Records for this exercise:

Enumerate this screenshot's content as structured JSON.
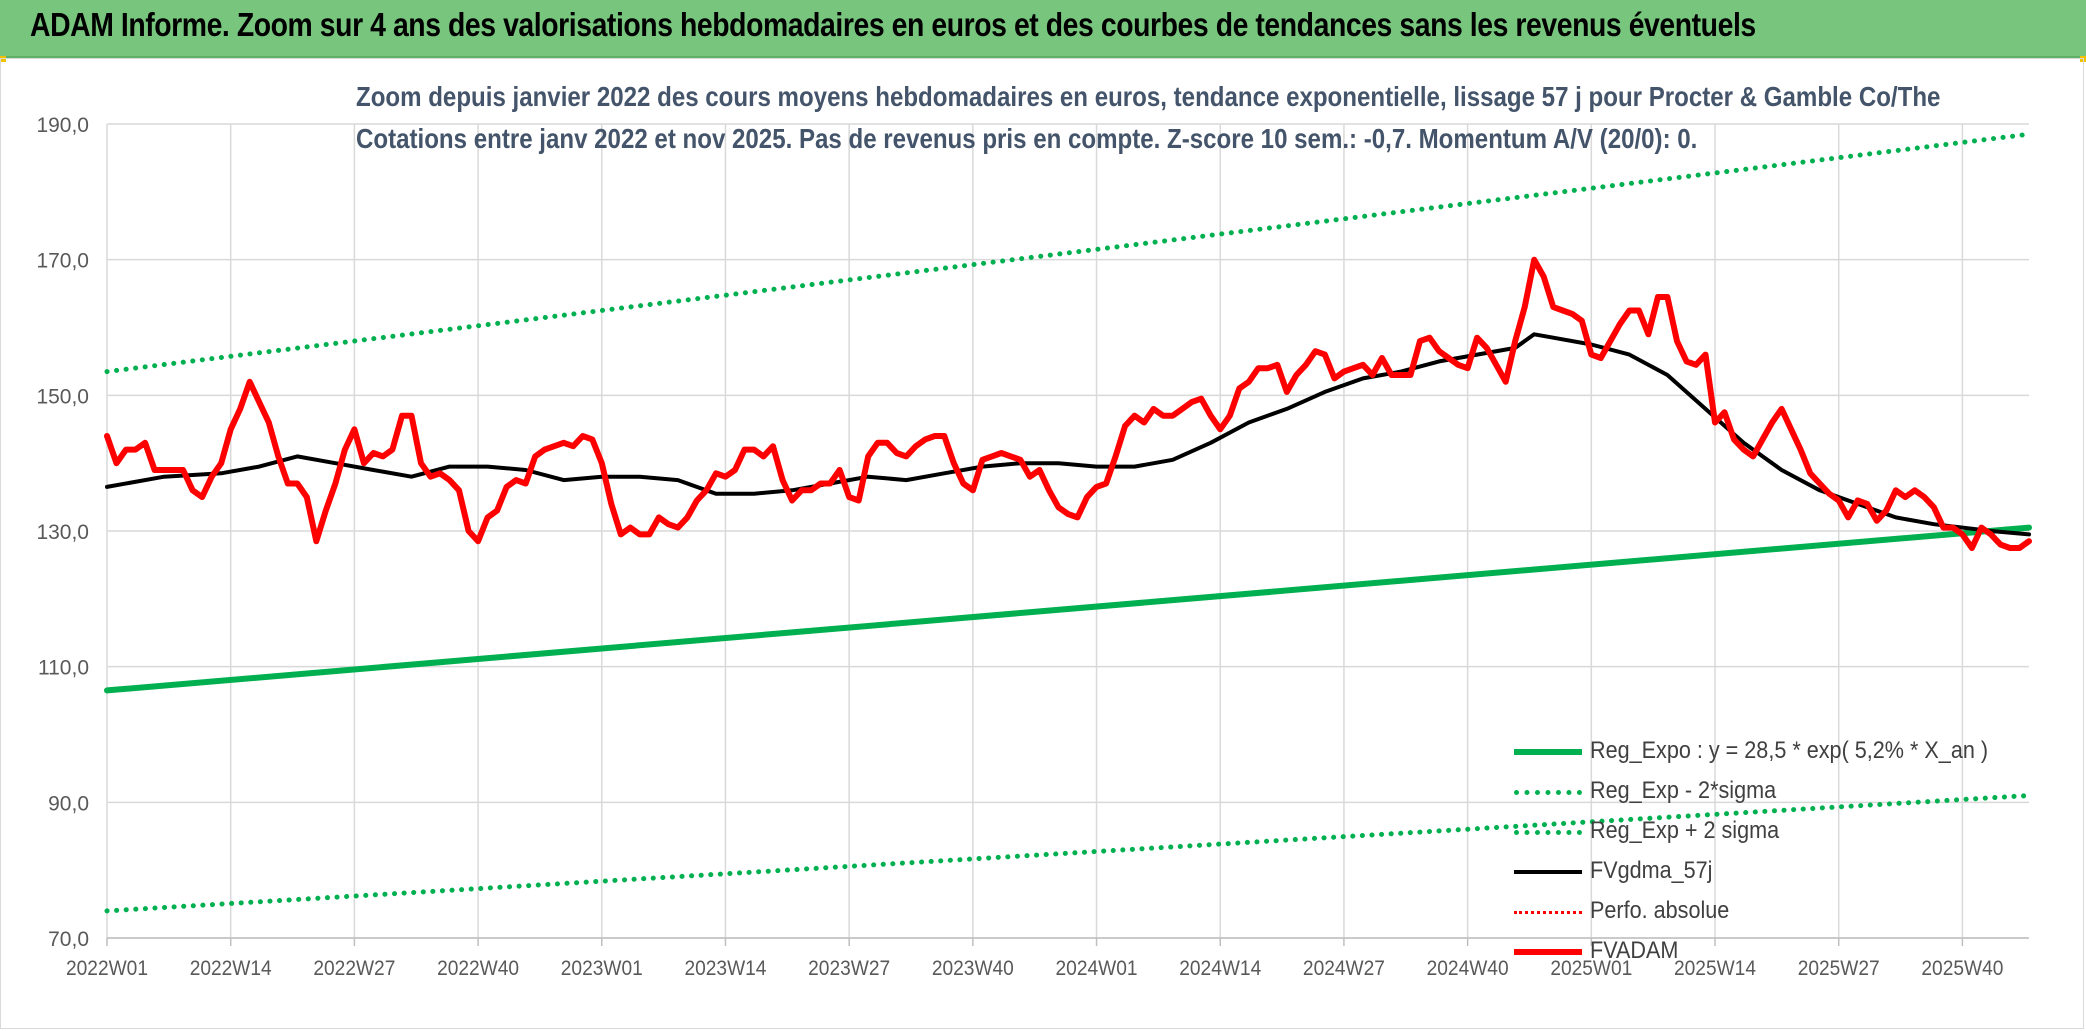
{
  "banner": {
    "title": "ADAM Informe. Zoom sur 4 ans des valorisations hebdomadaires en euros et des courbes de tendances sans les revenus éventuels"
  },
  "chart_data": {
    "type": "line",
    "title": "Zoom depuis janvier 2022 des cours moyens hebdomadaires en euros, tendance exponentielle, lissage 57 j pour Procter & Gamble Co/The",
    "subtitle": "Cotations entre janv 2022 et nov 2025. Pas de revenus pris en compte. Z-score 10 sem.: -0,7. Momentum A/V (20/0): 0.",
    "xlabel": "",
    "ylabel": "",
    "ylim": [
      70,
      190
    ],
    "yticks": [
      "70,0",
      "90,0",
      "110,0",
      "130,0",
      "150,0",
      "170,0",
      "190,0"
    ],
    "xticks": [
      "2022W01",
      "2022W14",
      "2022W27",
      "2022W40",
      "2023W01",
      "2023W14",
      "2023W27",
      "2023W40",
      "2024W01",
      "2024W14",
      "2024W27",
      "2024W40",
      "2025W01",
      "2025W14",
      "2025W27",
      "2025W40"
    ],
    "xlim": [
      0,
      202
    ],
    "grid": true,
    "legend_position": "bottom-right",
    "series": [
      {
        "name": "Reg_Expo : y = 28,5 * exp( 5,2% *  X_an )",
        "color": "#00b050",
        "style": "solid",
        "width": 6,
        "points": [
          [
            0,
            106.5
          ],
          [
            202,
            130.5
          ]
        ]
      },
      {
        "name": "Reg_Exp - 2*sigma",
        "color": "#00b050",
        "style": "dotted",
        "width": 5,
        "points": [
          [
            0,
            74.0
          ],
          [
            202,
            91.0
          ]
        ]
      },
      {
        "name": "Reg_Exp + 2 sigma",
        "color": "#00b050",
        "style": "dotted",
        "width": 5,
        "points": [
          [
            0,
            153.5
          ],
          [
            202,
            188.5
          ]
        ]
      },
      {
        "name": "FVgdma_57j",
        "color": "#000000",
        "style": "solid",
        "width": 4,
        "points": [
          [
            0,
            136.5
          ],
          [
            6,
            138
          ],
          [
            12,
            138.5
          ],
          [
            16,
            139.5
          ],
          [
            20,
            141
          ],
          [
            24,
            140
          ],
          [
            28,
            139
          ],
          [
            32,
            138
          ],
          [
            36,
            139.5
          ],
          [
            40,
            139.5
          ],
          [
            44,
            139
          ],
          [
            48,
            137.5
          ],
          [
            52,
            138
          ],
          [
            56,
            138
          ],
          [
            60,
            137.5
          ],
          [
            64,
            135.5
          ],
          [
            68,
            135.5
          ],
          [
            72,
            136
          ],
          [
            76,
            137
          ],
          [
            80,
            138
          ],
          [
            84,
            137.5
          ],
          [
            88,
            138.5
          ],
          [
            92,
            139.5
          ],
          [
            96,
            140
          ],
          [
            100,
            140
          ],
          [
            104,
            139.5
          ],
          [
            108,
            139.5
          ],
          [
            112,
            140.5
          ],
          [
            116,
            143
          ],
          [
            120,
            146
          ],
          [
            124,
            148
          ],
          [
            128,
            150.5
          ],
          [
            132,
            152.5
          ],
          [
            136,
            153.5
          ],
          [
            140,
            155
          ],
          [
            144,
            156
          ],
          [
            148,
            157
          ],
          [
            150,
            159
          ],
          [
            152,
            158.5
          ],
          [
            156,
            157.5
          ],
          [
            160,
            156
          ],
          [
            164,
            153
          ],
          [
            168,
            148
          ],
          [
            172,
            143
          ],
          [
            176,
            139
          ],
          [
            180,
            136
          ],
          [
            184,
            134
          ],
          [
            188,
            132
          ],
          [
            192,
            131
          ],
          [
            198,
            130
          ],
          [
            202,
            129.5
          ]
        ]
      },
      {
        "name": "Perfo. absolue",
        "color": "#ff0000",
        "style": "dotted",
        "width": 3,
        "points": []
      },
      {
        "name": "FVADAM",
        "color": "#ff0000",
        "style": "solid",
        "width": 6,
        "points": [
          [
            0,
            144
          ],
          [
            1,
            140
          ],
          [
            2,
            142
          ],
          [
            3,
            142
          ],
          [
            4,
            143
          ],
          [
            5,
            139
          ],
          [
            6,
            139
          ],
          [
            7,
            139
          ],
          [
            8,
            139
          ],
          [
            9,
            136
          ],
          [
            10,
            135
          ],
          [
            11,
            138
          ],
          [
            12,
            140
          ],
          [
            13,
            145
          ],
          [
            14,
            148
          ],
          [
            15,
            152
          ],
          [
            16,
            149
          ],
          [
            17,
            146
          ],
          [
            18,
            141
          ],
          [
            19,
            137
          ],
          [
            20,
            137
          ],
          [
            21,
            135
          ],
          [
            22,
            128.5
          ],
          [
            23,
            133
          ],
          [
            24,
            137
          ],
          [
            25,
            142
          ],
          [
            26,
            145
          ],
          [
            27,
            140
          ],
          [
            28,
            141.5
          ],
          [
            29,
            141
          ],
          [
            30,
            142
          ],
          [
            31,
            147
          ],
          [
            32,
            147
          ],
          [
            33,
            140
          ],
          [
            34,
            138
          ],
          [
            35,
            138.5
          ],
          [
            36,
            137.5
          ],
          [
            37,
            136
          ],
          [
            38,
            130
          ],
          [
            39,
            128.5
          ],
          [
            40,
            132
          ],
          [
            41,
            133
          ],
          [
            42,
            136.5
          ],
          [
            43,
            137.5
          ],
          [
            44,
            137
          ],
          [
            45,
            141
          ],
          [
            46,
            142
          ],
          [
            47,
            142.5
          ],
          [
            48,
            143
          ],
          [
            49,
            142.5
          ],
          [
            50,
            144
          ],
          [
            51,
            143.5
          ],
          [
            52,
            140
          ],
          [
            53,
            134
          ],
          [
            54,
            129.5
          ],
          [
            55,
            130.5
          ],
          [
            56,
            129.5
          ],
          [
            57,
            129.5
          ],
          [
            58,
            132
          ],
          [
            59,
            131
          ],
          [
            60,
            130.5
          ],
          [
            61,
            132
          ],
          [
            62,
            134.5
          ],
          [
            63,
            136
          ],
          [
            64,
            138.5
          ],
          [
            65,
            138
          ],
          [
            66,
            139
          ],
          [
            67,
            142
          ],
          [
            68,
            142
          ],
          [
            69,
            141
          ],
          [
            70,
            142.5
          ],
          [
            71,
            137.5
          ],
          [
            72,
            134.5
          ],
          [
            73,
            136
          ],
          [
            74,
            136
          ],
          [
            75,
            137
          ],
          [
            76,
            137
          ],
          [
            77,
            139
          ],
          [
            78,
            135
          ],
          [
            79,
            134.5
          ],
          [
            80,
            141
          ],
          [
            81,
            143
          ],
          [
            82,
            143
          ],
          [
            83,
            141.5
          ],
          [
            84,
            141
          ],
          [
            85,
            142.5
          ],
          [
            86,
            143.5
          ],
          [
            87,
            144
          ],
          [
            88,
            144
          ],
          [
            89,
            140
          ],
          [
            90,
            137
          ],
          [
            91,
            136
          ],
          [
            92,
            140.5
          ],
          [
            93,
            141
          ],
          [
            94,
            141.5
          ],
          [
            95,
            141
          ],
          [
            96,
            140.5
          ],
          [
            97,
            138
          ],
          [
            98,
            139
          ],
          [
            99,
            136
          ],
          [
            100,
            133.5
          ],
          [
            101,
            132.5
          ],
          [
            102,
            132
          ],
          [
            103,
            135
          ],
          [
            104,
            136.5
          ],
          [
            105,
            137
          ],
          [
            106,
            141
          ],
          [
            107,
            145.5
          ],
          [
            108,
            147
          ],
          [
            109,
            146
          ],
          [
            110,
            148
          ],
          [
            111,
            147
          ],
          [
            112,
            147
          ],
          [
            113,
            148
          ],
          [
            114,
            149
          ],
          [
            115,
            149.5
          ],
          [
            116,
            147
          ],
          [
            117,
            145
          ],
          [
            118,
            147
          ],
          [
            119,
            151
          ],
          [
            120,
            152
          ],
          [
            121,
            154
          ],
          [
            122,
            154
          ],
          [
            123,
            154.5
          ],
          [
            124,
            150.5
          ],
          [
            125,
            153
          ],
          [
            126,
            154.5
          ],
          [
            127,
            156.5
          ],
          [
            128,
            156
          ],
          [
            129,
            152.5
          ],
          [
            130,
            153.5
          ],
          [
            131,
            154
          ],
          [
            132,
            154.5
          ],
          [
            133,
            153
          ],
          [
            134,
            155.5
          ],
          [
            135,
            153
          ],
          [
            136,
            153
          ],
          [
            137,
            153
          ],
          [
            138,
            158
          ],
          [
            139,
            158.5
          ],
          [
            140,
            156.5
          ],
          [
            141,
            155.5
          ],
          [
            142,
            154.5
          ],
          [
            143,
            154
          ],
          [
            144,
            158.5
          ],
          [
            145,
            157
          ],
          [
            146,
            154.5
          ],
          [
            147,
            152
          ],
          [
            148,
            158
          ],
          [
            149,
            163
          ],
          [
            150,
            170
          ],
          [
            151,
            167.5
          ],
          [
            152,
            163
          ],
          [
            153,
            162.5
          ],
          [
            154,
            162
          ],
          [
            155,
            161
          ],
          [
            156,
            156
          ],
          [
            157,
            155.5
          ],
          [
            158,
            158
          ],
          [
            159,
            160.5
          ],
          [
            160,
            162.5
          ],
          [
            161,
            162.5
          ],
          [
            162,
            159
          ],
          [
            163,
            164.5
          ],
          [
            164,
            164.5
          ],
          [
            165,
            158
          ],
          [
            166,
            155
          ],
          [
            167,
            154.5
          ],
          [
            168,
            156
          ],
          [
            169,
            146
          ],
          [
            170,
            147.5
          ],
          [
            171,
            143.5
          ],
          [
            172,
            142
          ],
          [
            173,
            141
          ],
          [
            174,
            143.5
          ],
          [
            175,
            146
          ],
          [
            176,
            148
          ],
          [
            177,
            145
          ],
          [
            178,
            142
          ],
          [
            179,
            138.5
          ],
          [
            180,
            137
          ],
          [
            181,
            135.5
          ],
          [
            182,
            134.5
          ],
          [
            183,
            132
          ],
          [
            184,
            134.5
          ],
          [
            185,
            134
          ],
          [
            186,
            131.5
          ],
          [
            187,
            133
          ],
          [
            188,
            136
          ],
          [
            189,
            135
          ],
          [
            190,
            136
          ],
          [
            191,
            135
          ],
          [
            192,
            133.5
          ],
          [
            193,
            130.5
          ],
          [
            194,
            130.5
          ],
          [
            195,
            129.5
          ],
          [
            196,
            127.5
          ],
          [
            197,
            130.5
          ],
          [
            198,
            129.5
          ],
          [
            199,
            128
          ],
          [
            200,
            127.5
          ],
          [
            201,
            127.5
          ],
          [
            202,
            128.5
          ]
        ]
      }
    ]
  }
}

Exercise goal: Gather from the data above every line with the string "revenus".

Output for this exercise:
    "title": "ADAM Informe. Zoom sur 4 ans des valorisations hebdomadaires en euros et des courbes de tendances sans les revenus éventuels"
    "subtitle": "Cotations entre janv 2022 et nov 2025. Pas de revenus pris en compte. Z-score 10 sem.: -0,7. Momentum A/V (20/0): 0.",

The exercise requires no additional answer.